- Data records

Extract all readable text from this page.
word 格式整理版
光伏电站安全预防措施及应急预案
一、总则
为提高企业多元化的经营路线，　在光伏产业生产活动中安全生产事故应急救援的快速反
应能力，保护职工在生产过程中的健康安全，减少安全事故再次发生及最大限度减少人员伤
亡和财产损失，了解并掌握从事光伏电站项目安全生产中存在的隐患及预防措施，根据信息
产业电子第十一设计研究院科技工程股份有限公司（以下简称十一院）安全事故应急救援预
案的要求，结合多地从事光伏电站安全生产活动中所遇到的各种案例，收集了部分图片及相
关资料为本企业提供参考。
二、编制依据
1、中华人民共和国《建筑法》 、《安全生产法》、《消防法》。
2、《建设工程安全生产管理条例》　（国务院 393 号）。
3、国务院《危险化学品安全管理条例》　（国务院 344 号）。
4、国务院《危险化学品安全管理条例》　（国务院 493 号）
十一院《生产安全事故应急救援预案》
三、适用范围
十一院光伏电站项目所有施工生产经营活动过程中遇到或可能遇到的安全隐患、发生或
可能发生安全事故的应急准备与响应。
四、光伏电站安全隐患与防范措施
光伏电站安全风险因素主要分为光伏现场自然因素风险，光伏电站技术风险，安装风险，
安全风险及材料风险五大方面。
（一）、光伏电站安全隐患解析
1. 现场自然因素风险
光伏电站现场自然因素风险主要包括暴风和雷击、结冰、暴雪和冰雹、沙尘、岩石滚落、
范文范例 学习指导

- Task prompt
Nothing should be left out: return all of the records exactly.

- Solution to this task
Extract all readable text from this page.
word 格式整理版
光伏电站安全预防措施及应急预案
一、总则
为提高企业多元化的经营路线，　在光伏产业生产活动中安全生产事故应急救援的快速反
应能力，保护职工在生产过程中的健康安全，减少安全事故再次发生及最大限度减少人员伤
亡和财产损失，了解并掌握从事光伏电站项目安全生产中存在的隐患及预防措施，根据信息
产业电子第十一设计研究院科技工程股份有限公司（以下简称十一院）安全事故应急救援预
案的要求，结合多地从事光伏电站安全生产活动中所遇到的各种案例，收集了部分图片及相
关资料为本企业提供参考。
二、编制依据
1、中华人民共和国《建筑法》 、《安全生产法》、《消防法》。
2、《建设工程安全生产管理条例》　（国务院 393 号）。
3、国务院《危险化学品安全管理条例》　（国务院 344 号）。
4、国务院《危险化学品安全管理条例》　（国务院 493 号）
十一院《生产安全事故应急救援预案》
三、适用范围
十一院光伏电站项目所有施工生产经营活动过程中遇到或可能遇到的安全隐患、发生或
可能发生安全事故的应急准备与响应。
四、光伏电站安全隐患与防范措施
光伏电站安全风险因素主要分为光伏现场自然因素风险，光伏电站技术风险，安装风险，
安全风险及材料风险五大方面。
（一）、光伏电站安全隐患解析
1. 现场自然因素风险
光伏电站现场自然因素风险主要包括暴风和雷击、结冰、暴雪和冰雹、沙尘、岩石滚落、
范文范例 学习指导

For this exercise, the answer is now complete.